**** Information shown ****
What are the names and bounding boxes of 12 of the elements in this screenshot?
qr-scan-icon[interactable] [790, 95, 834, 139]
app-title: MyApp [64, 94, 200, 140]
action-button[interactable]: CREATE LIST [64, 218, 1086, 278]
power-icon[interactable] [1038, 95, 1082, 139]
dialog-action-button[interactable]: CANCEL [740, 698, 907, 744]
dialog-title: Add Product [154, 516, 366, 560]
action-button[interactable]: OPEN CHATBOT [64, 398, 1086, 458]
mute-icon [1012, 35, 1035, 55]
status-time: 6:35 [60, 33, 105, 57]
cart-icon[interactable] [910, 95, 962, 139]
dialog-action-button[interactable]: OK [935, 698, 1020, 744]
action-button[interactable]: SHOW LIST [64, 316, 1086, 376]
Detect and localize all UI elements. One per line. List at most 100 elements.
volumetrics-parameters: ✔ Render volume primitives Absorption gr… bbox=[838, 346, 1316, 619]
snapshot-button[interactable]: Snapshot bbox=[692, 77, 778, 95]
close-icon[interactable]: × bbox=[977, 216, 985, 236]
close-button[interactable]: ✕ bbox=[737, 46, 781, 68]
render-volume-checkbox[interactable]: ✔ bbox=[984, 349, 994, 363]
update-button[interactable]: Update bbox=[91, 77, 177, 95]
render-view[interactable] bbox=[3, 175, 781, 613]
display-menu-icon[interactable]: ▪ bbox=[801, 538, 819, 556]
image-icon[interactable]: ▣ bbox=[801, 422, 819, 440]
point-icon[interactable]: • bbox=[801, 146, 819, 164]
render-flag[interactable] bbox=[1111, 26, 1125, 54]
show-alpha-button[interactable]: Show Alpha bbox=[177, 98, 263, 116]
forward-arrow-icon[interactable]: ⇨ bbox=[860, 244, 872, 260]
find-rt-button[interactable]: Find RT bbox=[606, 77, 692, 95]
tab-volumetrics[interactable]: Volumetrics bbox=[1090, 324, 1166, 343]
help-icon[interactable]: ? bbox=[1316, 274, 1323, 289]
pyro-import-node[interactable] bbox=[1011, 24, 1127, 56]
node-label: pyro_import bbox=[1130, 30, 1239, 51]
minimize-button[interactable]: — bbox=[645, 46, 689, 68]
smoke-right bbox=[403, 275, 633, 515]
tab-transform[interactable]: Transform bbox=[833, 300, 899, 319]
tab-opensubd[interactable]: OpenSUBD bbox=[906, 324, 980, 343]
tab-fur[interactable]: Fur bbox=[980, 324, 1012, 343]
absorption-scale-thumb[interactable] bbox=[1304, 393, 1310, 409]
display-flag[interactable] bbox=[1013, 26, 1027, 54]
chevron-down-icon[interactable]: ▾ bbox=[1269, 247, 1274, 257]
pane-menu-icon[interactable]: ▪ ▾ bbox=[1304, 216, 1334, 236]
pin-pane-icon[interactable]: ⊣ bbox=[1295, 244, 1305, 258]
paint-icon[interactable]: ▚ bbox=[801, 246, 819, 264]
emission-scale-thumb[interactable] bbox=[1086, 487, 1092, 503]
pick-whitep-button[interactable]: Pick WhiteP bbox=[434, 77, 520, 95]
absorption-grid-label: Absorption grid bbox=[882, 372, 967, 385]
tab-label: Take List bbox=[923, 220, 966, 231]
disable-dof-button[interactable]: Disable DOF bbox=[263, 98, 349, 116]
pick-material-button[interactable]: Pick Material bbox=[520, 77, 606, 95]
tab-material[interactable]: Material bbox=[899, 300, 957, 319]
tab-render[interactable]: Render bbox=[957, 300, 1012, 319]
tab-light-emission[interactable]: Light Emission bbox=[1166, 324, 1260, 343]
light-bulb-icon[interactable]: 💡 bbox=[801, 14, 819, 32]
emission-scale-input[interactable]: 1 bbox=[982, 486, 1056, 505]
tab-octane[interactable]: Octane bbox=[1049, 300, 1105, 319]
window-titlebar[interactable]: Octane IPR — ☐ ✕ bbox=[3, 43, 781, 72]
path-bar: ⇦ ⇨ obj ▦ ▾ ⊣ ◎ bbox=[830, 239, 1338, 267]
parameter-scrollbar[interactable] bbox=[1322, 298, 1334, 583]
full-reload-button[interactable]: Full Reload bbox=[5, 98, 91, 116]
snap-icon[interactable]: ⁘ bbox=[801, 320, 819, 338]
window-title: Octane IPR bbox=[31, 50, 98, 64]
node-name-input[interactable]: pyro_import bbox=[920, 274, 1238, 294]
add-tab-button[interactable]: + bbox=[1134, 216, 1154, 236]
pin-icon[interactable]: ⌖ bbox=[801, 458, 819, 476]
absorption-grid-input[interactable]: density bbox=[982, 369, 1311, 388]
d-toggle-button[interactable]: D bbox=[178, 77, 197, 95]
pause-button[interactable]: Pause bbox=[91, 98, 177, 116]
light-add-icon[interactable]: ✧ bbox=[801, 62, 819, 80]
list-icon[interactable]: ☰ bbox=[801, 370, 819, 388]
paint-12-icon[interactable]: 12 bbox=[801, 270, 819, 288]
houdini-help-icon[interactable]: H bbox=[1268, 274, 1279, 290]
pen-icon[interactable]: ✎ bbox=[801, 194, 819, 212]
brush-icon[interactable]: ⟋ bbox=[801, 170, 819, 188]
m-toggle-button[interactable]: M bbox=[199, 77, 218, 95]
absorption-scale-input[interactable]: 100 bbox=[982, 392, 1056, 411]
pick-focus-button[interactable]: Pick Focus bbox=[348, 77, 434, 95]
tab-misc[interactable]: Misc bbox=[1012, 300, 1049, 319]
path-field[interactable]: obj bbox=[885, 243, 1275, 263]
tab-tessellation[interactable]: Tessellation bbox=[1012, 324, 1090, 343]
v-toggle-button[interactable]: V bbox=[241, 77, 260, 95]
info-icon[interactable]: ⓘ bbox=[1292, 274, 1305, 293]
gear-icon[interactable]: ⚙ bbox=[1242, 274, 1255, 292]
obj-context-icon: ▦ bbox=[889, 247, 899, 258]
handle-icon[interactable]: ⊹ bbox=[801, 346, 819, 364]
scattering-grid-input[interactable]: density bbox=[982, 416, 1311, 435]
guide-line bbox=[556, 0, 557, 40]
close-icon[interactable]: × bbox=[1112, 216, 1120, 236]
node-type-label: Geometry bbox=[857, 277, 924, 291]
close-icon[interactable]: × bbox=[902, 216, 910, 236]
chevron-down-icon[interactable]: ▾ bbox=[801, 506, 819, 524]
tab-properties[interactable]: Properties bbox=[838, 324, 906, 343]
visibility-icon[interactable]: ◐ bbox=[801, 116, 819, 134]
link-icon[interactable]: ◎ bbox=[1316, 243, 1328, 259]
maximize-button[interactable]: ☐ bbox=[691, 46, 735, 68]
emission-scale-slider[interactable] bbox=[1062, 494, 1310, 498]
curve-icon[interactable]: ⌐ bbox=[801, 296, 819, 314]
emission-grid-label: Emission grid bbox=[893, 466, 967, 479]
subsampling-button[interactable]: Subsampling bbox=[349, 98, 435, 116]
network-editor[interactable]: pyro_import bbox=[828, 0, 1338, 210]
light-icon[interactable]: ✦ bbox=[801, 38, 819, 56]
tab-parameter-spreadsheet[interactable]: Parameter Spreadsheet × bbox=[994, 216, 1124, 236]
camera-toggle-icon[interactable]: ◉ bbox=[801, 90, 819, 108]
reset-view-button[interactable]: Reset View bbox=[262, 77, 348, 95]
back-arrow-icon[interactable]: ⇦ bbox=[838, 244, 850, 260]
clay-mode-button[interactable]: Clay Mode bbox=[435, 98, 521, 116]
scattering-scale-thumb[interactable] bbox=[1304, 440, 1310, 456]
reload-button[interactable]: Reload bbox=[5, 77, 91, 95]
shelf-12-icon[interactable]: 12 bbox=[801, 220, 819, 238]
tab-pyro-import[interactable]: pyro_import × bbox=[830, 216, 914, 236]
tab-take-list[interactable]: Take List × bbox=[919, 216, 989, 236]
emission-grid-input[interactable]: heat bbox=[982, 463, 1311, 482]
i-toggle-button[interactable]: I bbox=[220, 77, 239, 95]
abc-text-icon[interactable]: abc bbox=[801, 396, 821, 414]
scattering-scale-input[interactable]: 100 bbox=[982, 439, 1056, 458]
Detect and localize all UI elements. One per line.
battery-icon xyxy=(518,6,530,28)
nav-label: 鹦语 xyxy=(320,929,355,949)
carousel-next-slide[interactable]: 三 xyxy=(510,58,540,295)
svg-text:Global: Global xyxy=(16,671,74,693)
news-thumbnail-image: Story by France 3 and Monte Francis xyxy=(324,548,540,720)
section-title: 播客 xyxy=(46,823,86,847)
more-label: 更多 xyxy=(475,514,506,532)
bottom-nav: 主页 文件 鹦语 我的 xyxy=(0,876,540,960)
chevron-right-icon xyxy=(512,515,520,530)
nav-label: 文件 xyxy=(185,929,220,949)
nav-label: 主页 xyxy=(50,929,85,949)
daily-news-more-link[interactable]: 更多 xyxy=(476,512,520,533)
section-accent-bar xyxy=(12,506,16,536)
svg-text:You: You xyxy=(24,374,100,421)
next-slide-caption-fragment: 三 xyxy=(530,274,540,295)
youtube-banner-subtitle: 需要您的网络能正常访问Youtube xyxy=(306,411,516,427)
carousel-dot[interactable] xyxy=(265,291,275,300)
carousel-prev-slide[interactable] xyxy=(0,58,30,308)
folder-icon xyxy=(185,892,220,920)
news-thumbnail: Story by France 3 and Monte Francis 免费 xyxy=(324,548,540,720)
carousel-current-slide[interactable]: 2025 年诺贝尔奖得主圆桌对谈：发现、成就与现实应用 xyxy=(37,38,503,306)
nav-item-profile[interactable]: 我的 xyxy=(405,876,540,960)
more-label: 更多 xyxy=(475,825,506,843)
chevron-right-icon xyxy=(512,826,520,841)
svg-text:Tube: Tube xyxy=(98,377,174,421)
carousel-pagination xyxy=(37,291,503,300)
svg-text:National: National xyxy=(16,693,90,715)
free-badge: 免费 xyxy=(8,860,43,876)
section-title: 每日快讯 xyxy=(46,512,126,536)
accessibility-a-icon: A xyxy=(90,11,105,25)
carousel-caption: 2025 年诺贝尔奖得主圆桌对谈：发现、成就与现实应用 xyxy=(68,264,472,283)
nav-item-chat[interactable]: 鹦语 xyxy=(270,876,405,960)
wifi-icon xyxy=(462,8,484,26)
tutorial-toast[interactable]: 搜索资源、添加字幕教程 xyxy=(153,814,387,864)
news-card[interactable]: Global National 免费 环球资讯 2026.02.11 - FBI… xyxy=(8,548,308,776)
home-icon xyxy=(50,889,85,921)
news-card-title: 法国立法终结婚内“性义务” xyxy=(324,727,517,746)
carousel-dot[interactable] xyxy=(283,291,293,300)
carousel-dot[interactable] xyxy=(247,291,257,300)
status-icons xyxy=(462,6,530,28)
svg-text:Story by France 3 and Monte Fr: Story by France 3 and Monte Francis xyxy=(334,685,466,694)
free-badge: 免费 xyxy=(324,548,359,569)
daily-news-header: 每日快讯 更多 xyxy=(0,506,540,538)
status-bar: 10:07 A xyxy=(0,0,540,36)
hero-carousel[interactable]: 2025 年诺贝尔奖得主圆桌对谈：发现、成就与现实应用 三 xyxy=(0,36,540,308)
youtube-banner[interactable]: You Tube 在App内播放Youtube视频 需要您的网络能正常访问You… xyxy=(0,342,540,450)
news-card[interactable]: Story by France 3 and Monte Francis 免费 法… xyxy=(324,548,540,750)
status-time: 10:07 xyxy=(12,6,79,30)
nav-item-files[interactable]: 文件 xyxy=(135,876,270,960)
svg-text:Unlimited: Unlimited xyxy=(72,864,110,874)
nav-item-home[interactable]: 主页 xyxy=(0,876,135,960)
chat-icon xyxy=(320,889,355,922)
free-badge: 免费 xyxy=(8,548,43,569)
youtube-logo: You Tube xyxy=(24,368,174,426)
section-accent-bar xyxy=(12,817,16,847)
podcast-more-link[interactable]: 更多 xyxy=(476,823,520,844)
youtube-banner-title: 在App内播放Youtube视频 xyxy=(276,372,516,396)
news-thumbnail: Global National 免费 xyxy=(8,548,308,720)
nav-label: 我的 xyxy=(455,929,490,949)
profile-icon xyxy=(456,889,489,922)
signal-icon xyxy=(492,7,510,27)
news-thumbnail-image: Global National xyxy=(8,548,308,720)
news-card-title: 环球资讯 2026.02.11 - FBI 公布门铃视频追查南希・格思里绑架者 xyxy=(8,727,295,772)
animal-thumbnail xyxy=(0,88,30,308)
****
Exercise requirements:
Format the rows from the first one through the line containing "volumetrics-parameters: ✔ Render" as a JSON list of strings, one string per line, with blank lines left out.

Answer to this task:
[
  "What are the names and bounding boxes of 12 of the elements in this screenshot?",
  "qr-scan-icon[interactable] [790, 95, 834, 139]",
  "app-title: MyApp [64, 94, 200, 140]",
  "action-button[interactable]: CREATE LIST [64, 218, 1086, 278]",
  "power-icon[interactable] [1038, 95, 1082, 139]",
  "dialog-action-button[interactable]: CANCEL [740, 698, 907, 744]",
  "dialog-title: Add Product [154, 516, 366, 560]",
  "action-button[interactable]: OPEN CHATBOT [64, 398, 1086, 458]",
  "mute-icon [1012, 35, 1035, 55]",
  "status-time: 6:35 [60, 33, 105, 57]",
  "cart-icon[interactable] [910, 95, 962, 139]",
  "dialog-action-button[interactable]: OK [935, 698, 1020, 744]",
  "action-button[interactable]: SHOW LIST [64, 316, 1086, 376]",
  "Detect and localize all UI elements. One per line. List at most 100 elements.",
  "volumetrics-parameters: ✔ Render volume primitives Absorption gr… bbox=[838, 346, 1316, 619]"
]